- **Tekstfragment**
Besluit 1983/124 - Sluiten van de Overeenkomst tot overleg tussen de EG en COST inzake een gecoördineerde actie op het gebied van te land gestationeerde hulpsystemen voor de zeescheepvaart (actie COST 301)

Inhoudsopgave

  1. Wettekst
  2. 31983D0124

1.

Wettekst

Avis juridique important

|

2.

31983D0124

83/124/EEG: Besluit van de Raad van 28 maart 1983 betreffende het sluiten van de Overeenkomst tot overleg tussen de Gemeenschap en COST inzake een gecoördineerde actie op het gebied van te land gestationeerde hulpsystemen voor de zeescheepvaart (actie COST 301)

Publicatieblad Nr. L 084 van 30/03/1983 blz. 0009

Bijzondere uitgave in het Spaans: Hoofdstuk 07 Deel 3 blz. 0154

Bijzondere uitgave in het Portugees: Hoofdstuk 07 Deel 3 blz. 0154

++++

BESLUIT VAN DE RAAD

van 28 maart 1983

betreffende het sluiten van de Overeenkomst tot overleg tussen de Gemeenschap en COST inzake een gecoordineerde actie op het gebied van te land gestationeerde hulpsystemen voor de zeescheepvaart ( actie COST 301 )

( 83/124/EEG )

DE RAAD VAN DE EUROPESE GEMEENSCHAPPEN ,

Gelet op het Verdrag tot oprichting van de Europese Economische Gemeenschap ,

Gelet op Besluit 82/887/EEG van de Raad van 13 december 1982 tot vaststelling van een gecoordineerde actie van de Europese Economische Gemeenschap op het gebied van te land gestationeerde hulpsystemen voor de zeescheepvaart ( 1 ) , inzonderheid op artikel 6 ,

Gelet op het Besluit van de Raad van 4 mei 1982 waarbij de Commissie wordt gemachtigd onderhandelingen te voeren over een overeenkomst tussen de Gemeenschap en derde landen die deelnemen aan de Europese Samenwerking op het gebied van het wetenschappelijk en technisch onderzoek ( COST ) voor de uitvoering van een gecoordineerde actie inzake te land gestationeerde hulpsystemen voor de zeescheepvaart ,

Gezien het ontwerp-besluit , ingediend door de Commissie ,

Overwegende dat de Commissie de onderhandelingen over deze Overeenkomst heeft voltooid ; dat deze Overeenkomst dient te worden goedgekeurd ,

BESLUIT :

Artikel 1

De Overeenkomst tot overleg tussen de Gemeenschap en COST inzake een gecoordineerde actie op het gebied van te land gestationeerde hulpsystemen voor de zeescheepvaart ( actie COST 301 ) wordt namens de Gemeenschap goedgekeurd .

- **Getoonde regels**
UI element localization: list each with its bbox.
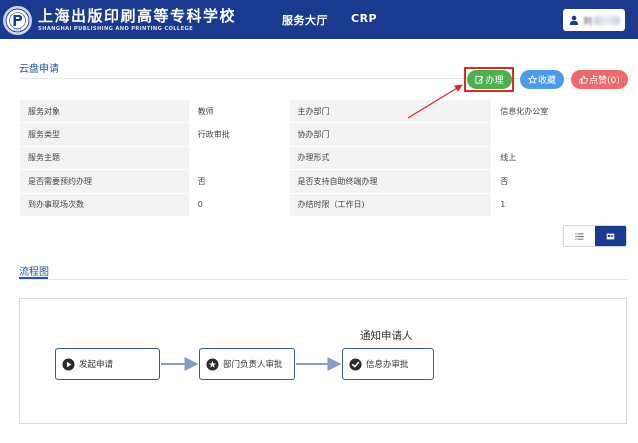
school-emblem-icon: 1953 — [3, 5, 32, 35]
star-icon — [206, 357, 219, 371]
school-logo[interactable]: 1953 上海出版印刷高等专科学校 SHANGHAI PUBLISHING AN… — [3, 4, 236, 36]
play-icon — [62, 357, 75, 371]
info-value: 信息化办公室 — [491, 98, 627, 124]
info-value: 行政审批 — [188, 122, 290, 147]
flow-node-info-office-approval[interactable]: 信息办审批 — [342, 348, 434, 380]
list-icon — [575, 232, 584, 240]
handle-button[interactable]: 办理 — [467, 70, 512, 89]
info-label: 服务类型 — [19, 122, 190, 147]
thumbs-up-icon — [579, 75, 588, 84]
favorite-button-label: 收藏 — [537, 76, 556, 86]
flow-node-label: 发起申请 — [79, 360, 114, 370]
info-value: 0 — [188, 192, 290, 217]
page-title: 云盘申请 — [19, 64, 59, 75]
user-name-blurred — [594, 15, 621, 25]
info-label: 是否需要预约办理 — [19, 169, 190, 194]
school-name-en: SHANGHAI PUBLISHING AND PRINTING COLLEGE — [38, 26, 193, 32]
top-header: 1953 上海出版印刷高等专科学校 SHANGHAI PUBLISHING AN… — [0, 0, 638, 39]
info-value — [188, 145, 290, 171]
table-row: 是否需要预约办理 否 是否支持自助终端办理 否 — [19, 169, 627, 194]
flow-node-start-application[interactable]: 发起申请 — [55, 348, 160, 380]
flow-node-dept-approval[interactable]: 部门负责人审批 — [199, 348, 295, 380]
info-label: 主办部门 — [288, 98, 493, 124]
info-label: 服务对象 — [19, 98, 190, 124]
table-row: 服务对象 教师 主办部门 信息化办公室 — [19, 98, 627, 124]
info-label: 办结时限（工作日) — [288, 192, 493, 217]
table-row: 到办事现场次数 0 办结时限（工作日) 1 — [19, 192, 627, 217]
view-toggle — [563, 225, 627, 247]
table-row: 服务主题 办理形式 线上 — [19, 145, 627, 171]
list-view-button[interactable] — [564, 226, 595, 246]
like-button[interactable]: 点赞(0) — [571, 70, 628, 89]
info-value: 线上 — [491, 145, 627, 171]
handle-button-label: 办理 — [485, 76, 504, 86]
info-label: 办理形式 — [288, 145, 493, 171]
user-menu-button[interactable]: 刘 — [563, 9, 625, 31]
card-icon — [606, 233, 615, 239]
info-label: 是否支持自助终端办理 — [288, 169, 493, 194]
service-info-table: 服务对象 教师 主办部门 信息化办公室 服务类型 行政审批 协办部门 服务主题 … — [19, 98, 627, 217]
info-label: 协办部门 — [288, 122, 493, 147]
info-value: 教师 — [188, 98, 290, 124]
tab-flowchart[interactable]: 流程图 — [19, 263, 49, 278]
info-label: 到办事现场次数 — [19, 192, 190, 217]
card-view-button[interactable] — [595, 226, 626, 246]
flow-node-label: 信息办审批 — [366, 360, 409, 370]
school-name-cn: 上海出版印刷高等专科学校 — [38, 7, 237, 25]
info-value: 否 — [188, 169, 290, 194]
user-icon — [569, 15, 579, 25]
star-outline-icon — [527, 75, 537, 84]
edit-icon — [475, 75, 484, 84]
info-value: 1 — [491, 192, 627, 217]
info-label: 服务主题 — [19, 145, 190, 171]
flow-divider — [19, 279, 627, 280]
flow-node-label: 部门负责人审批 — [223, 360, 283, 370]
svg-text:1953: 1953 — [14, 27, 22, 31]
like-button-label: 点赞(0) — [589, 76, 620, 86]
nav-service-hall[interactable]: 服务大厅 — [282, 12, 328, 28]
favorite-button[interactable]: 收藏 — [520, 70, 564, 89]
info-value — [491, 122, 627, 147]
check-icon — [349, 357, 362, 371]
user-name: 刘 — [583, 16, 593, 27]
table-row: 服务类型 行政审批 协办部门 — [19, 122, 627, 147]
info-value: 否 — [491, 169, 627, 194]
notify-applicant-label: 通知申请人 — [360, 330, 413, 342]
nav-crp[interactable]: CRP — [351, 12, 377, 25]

...

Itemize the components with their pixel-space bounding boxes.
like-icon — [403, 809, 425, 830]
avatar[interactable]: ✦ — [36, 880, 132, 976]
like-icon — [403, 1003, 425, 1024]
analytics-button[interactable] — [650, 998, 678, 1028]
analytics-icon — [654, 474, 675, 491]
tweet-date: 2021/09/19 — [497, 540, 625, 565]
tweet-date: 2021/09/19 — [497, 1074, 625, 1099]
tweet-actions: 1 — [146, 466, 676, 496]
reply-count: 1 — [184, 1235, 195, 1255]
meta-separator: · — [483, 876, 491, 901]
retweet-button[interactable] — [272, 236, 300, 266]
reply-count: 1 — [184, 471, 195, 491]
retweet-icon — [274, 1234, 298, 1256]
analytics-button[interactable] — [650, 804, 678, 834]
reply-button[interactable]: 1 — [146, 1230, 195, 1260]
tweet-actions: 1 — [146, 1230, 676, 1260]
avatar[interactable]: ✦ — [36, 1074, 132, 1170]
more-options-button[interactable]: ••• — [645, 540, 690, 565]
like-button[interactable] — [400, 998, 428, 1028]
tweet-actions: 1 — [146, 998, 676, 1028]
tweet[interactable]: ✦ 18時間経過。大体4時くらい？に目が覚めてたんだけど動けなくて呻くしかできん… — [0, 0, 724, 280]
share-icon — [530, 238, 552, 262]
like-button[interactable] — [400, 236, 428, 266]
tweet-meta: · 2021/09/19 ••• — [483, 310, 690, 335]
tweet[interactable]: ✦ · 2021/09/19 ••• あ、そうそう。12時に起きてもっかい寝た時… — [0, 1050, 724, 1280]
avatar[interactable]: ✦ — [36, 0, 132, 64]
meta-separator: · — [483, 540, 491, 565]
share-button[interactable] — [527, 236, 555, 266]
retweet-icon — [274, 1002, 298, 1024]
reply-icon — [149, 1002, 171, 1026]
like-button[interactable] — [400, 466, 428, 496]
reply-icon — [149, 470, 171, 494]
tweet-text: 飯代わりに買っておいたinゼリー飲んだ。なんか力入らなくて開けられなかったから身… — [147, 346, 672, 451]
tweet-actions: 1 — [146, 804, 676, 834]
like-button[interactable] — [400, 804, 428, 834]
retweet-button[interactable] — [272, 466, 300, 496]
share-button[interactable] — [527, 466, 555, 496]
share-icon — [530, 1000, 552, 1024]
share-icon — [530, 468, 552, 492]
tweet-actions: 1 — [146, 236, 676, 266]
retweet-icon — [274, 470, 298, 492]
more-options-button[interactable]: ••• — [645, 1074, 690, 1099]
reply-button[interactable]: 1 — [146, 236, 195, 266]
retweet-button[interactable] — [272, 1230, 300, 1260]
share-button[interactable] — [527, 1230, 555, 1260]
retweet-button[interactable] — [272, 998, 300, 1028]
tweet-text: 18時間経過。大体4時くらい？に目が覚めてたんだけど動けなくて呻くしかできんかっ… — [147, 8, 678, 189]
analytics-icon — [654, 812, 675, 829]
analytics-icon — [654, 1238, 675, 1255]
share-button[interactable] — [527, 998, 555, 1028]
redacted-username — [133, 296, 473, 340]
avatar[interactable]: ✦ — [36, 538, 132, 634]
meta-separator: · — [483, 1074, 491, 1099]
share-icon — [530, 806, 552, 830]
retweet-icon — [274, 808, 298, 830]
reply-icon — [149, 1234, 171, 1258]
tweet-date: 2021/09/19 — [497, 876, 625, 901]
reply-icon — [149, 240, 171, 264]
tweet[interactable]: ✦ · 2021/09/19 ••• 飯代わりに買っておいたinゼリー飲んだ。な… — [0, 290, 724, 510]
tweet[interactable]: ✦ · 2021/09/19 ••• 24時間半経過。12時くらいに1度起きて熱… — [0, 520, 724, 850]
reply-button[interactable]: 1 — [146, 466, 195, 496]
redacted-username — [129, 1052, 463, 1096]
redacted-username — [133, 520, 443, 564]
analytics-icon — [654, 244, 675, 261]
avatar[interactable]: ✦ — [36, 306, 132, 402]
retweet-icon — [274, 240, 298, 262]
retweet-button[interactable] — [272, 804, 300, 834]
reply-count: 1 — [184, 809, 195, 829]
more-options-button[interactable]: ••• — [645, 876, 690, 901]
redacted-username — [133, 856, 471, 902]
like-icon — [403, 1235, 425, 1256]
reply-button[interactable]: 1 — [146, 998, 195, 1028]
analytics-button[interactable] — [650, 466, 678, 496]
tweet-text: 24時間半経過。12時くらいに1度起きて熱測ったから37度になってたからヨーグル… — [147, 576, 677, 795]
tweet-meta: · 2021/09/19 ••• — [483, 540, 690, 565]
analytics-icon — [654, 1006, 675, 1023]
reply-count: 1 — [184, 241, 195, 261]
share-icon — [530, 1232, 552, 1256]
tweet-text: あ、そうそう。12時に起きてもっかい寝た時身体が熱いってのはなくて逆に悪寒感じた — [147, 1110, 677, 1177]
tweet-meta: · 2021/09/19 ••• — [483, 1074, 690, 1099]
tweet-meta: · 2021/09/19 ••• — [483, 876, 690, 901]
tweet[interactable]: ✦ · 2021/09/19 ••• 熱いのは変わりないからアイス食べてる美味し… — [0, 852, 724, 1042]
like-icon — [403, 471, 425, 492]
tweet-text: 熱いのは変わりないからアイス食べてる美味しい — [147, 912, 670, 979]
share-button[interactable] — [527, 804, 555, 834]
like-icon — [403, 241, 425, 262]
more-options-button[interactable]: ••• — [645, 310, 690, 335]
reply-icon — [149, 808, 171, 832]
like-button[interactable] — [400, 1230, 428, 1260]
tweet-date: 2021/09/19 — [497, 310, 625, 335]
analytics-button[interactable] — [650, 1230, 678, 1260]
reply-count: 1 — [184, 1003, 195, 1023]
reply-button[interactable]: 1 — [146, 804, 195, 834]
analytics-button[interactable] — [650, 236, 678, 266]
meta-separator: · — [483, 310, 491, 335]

- **Opdracht**
Geef het stuk van "Gelet op het Besluit" tot en met "Gemeenschap goedgekeurd ." letterlijk weer uit het tekstfragment.

- **Antwoord**
Gelet op het Besluit van de Raad van 4 mei 1982 waarbij de Commissie wordt gemachtigd onderhandelingen te voeren over een overeenkomst tussen de Gemeenschap en derde landen die deelnemen aan de Europese Samenwerking op het gebied van het wetenschappelijk en technisch onderzoek ( COST ) voor de uitvoering van een gecoordineerde actie inzake te land gestationeerde hulpsystemen voor de zeescheepvaart ,

Gezien het ontwerp-besluit , ingediend door de Commissie ,

Overwegende dat de Commissie de onderhandelingen over deze Overeenkomst heeft voltooid ; dat deze Overeenkomst dient te worden goedgekeurd ,

BESLUIT :

Artikel 1

De Overeenkomst tot overleg tussen de Gemeenschap en COST inzake een gecoordineerde actie op het gebied van te land gestationeerde hulpsystemen voor de zeescheepvaart ( actie COST 301 ) wordt namens de Gemeenschap goedgekeurd .